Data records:
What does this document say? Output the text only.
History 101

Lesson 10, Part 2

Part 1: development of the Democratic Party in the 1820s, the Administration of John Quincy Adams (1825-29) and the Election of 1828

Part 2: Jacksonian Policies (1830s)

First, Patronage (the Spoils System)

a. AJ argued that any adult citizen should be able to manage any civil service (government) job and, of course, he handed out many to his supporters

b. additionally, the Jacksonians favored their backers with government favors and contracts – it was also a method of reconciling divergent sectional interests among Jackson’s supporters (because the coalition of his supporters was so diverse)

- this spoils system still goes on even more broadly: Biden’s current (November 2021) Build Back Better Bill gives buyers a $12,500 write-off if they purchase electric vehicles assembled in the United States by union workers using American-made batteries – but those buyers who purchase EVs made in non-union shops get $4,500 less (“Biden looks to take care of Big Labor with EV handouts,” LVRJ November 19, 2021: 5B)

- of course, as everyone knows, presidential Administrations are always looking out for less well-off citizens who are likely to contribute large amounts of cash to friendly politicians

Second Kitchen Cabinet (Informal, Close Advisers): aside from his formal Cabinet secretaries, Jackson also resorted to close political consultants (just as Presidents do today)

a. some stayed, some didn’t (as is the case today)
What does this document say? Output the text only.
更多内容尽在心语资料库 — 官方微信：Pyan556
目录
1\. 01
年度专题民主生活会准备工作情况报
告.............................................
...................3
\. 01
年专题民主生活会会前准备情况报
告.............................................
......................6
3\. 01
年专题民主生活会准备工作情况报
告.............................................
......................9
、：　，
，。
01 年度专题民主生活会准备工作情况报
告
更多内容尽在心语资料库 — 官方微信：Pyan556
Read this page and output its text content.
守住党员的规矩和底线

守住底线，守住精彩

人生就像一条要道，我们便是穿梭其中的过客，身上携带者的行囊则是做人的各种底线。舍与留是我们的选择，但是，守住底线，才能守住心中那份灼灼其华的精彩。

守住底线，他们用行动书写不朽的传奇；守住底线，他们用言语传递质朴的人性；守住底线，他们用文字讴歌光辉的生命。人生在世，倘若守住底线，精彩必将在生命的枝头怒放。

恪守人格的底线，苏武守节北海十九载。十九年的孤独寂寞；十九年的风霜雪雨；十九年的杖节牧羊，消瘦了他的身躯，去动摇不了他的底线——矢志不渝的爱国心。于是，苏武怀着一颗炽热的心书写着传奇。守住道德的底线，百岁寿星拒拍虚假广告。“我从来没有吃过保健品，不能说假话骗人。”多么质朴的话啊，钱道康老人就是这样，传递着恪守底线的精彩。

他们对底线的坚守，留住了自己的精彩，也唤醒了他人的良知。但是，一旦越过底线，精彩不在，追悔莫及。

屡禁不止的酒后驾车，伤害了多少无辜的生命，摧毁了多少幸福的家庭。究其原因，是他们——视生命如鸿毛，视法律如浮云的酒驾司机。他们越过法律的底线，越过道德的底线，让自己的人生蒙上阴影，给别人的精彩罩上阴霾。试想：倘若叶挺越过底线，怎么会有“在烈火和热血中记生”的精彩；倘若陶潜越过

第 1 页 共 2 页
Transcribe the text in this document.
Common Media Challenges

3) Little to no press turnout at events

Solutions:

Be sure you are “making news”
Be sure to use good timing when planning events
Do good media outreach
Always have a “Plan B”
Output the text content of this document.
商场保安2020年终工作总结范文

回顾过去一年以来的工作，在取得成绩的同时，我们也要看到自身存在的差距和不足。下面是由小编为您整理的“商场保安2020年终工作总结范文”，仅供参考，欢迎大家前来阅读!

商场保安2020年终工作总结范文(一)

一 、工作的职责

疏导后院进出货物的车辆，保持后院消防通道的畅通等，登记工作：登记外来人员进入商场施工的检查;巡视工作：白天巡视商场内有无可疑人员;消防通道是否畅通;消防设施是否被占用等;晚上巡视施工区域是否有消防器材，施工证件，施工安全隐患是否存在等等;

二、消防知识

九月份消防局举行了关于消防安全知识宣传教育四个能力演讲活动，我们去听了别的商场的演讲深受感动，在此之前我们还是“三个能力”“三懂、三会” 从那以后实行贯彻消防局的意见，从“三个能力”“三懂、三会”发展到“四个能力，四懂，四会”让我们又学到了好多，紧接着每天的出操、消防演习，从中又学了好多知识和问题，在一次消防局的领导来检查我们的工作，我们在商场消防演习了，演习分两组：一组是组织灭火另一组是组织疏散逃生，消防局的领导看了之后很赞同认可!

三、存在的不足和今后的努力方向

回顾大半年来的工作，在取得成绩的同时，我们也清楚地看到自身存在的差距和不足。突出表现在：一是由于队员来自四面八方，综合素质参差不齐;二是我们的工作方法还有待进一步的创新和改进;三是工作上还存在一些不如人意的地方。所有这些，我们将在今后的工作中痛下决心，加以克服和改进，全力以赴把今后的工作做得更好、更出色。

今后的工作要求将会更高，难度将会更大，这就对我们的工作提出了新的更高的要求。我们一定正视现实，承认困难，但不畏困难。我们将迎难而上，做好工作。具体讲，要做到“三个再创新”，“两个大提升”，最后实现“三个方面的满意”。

### YOUR OBJECTIVE
Each entry above is to be printed again exactly.

### OUTPUT FOR THIS TASK
What does this document say? Output the text only.
History 101

Lesson 10, Part 2

Part 1: development of the Democratic Party in the 1820s, the Administration of John Quincy Adams (1825-29) and the Election of 1828

Part 2: Jacksonian Policies (1830s)

First, Patronage (the Spoils System)

a. AJ argued that any adult citizen should be able to manage any civil service (government) job and, of course, he handed out many to his supporters

b. additionally, the Jacksonians favored their backers with government favors and contracts – it was also a method of reconciling divergent sectional interests among Jackson’s supporters (because the coalition of his supporters was so diverse)

- this spoils system still goes on even more broadly: Biden’s current (November 2021) Build Back Better Bill gives buyers a $12,500 write-off if they purchase electric vehicles assembled in the United States by union workers using American-made batteries – but those buyers who purchase EVs made in non-union shops get $4,500 less (“Biden looks to take care of Big Labor with EV handouts,” LVRJ November 19, 2021: 5B)

- of course, as everyone knows, presidential Administrations are always looking out for less well-off citizens who are likely to contribute large amounts of cash to friendly politicians

Second Kitchen Cabinet (Informal, Close Advisers): aside from his formal Cabinet secretaries, Jackson also resorted to close political consultants (just as Presidents do today)

a. some stayed, some didn’t (as is the case today)
What does this document say? Output the text only.
更多内容尽在心语资料库 — 官方微信：Pyan556
目录
1\. 01
年度专题民主生活会准备工作情况报
告.............................................
...................3
\. 01
年专题民主生活会会前准备情况报
告.............................................
......................6
3\. 01
年专题民主生活会准备工作情况报
告.............................................
......................9
、：　，
，。
01 年度专题民主生活会准备工作情况报
告
更多内容尽在心语资料库 — 官方微信：Pyan556
Read this page and output its text content.
守住党员的规矩和底线

守住底线，守住精彩

人生就像一条要道，我们便是穿梭其中的过客，身上携带者的行囊则是做人的各种底线。舍与留是我们的选择，但是，守住底线，才能守住心中那份灼灼其华的精彩。

守住底线，他们用行动书写不朽的传奇；守住底线，他们用言语传递质朴的人性；守住底线，他们用文字讴歌光辉的生命。人生在世，倘若守住底线，精彩必将在生命的枝头怒放。

恪守人格的底线，苏武守节北海十九载。十九年的孤独寂寞；十九年的风霜雪雨；十九年的杖节牧羊，消瘦了他的身躯，去动摇不了他的底线——矢志不渝的爱国心。于是，苏武怀着一颗炽热的心书写着传奇。守住道德的底线，百岁寿星拒拍虚假广告。“我从来没有吃过保健品，不能说假话骗人。”多么质朴的话啊，钱道康老人就是这样，传递着恪守底线的精彩。

他们对底线的坚守，留住了自己的精彩，也唤醒了他人的良知。但是，一旦越过底线，精彩不在，追悔莫及。

屡禁不止的酒后驾车，伤害了多少无辜的生命，摧毁了多少幸福的家庭。究其原因，是他们——视生命如鸿毛，视法律如浮云的酒驾司机。他们越过法律的底线，越过道德的底线，让自己的人生蒙上阴影，给别人的精彩罩上阴霾。试想：倘若叶挺越过底线，怎么会有“在烈火和热血中记生”的精彩；倘若陶潜越过

第 1 页 共 2 页
Transcribe the text in this document.
Common Media Challenges

3) Little to no press turnout at events

Solutions:

Be sure you are “making news”
Be sure to use good timing when planning events
Do good media outreach
Always have a “Plan B”
Output the text content of this document.
商场保安2020年终工作总结范文

回顾过去一年以来的工作，在取得成绩的同时，我们也要看到自身存在的差距和不足。下面是由小编为您整理的“商场保安2020年终工作总结范文”，仅供参考，欢迎大家前来阅读!

商场保安2020年终工作总结范文(一)

一 、工作的职责

疏导后院进出货物的车辆，保持后院消防通道的畅通等，登记工作：登记外来人员进入商场施工的检查;巡视工作：白天巡视商场内有无可疑人员;消防通道是否畅通;消防设施是否被占用等;晚上巡视施工区域是否有消防器材，施工证件，施工安全隐患是否存在等等;

二、消防知识

九月份消防局举行了关于消防安全知识宣传教育四个能力演讲活动，我们去听了别的商场的演讲深受感动，在此之前我们还是“三个能力”“三懂、三会” 从那以后实行贯彻消防局的意见，从“三个能力”“三懂、三会”发展到“四个能力，四懂，四会”让我们又学到了好多，紧接着每天的出操、消防演习，从中又学了好多知识和问题，在一次消防局的领导来检查我们的工作，我们在商场消防演习了，演习分两组：一组是组织灭火另一组是组织疏散逃生，消防局的领导看了之后很赞同认可!

三、存在的不足和今后的努力方向

回顾大半年来的工作，在取得成绩的同时，我们也清楚地看到自身存在的差距和不足。突出表现在：一是由于队员来自四面八方，综合素质参差不齐;二是我们的工作方法还有待进一步的创新和改进;三是工作上还存在一些不如人意的地方。所有这些，我们将在今后的工作中痛下决心，加以克服和改进，全力以赴把今后的工作做得更好、更出色。

今后的工作要求将会更高，难度将会更大，这就对我们的工作提出了新的更高的要求。我们一定正视现实，承认困难，但不畏困难。我们将迎难而上，做好工作。具体讲，要做到“三个再创新”，“两个大提升”，最后实现“三个方面的满意”。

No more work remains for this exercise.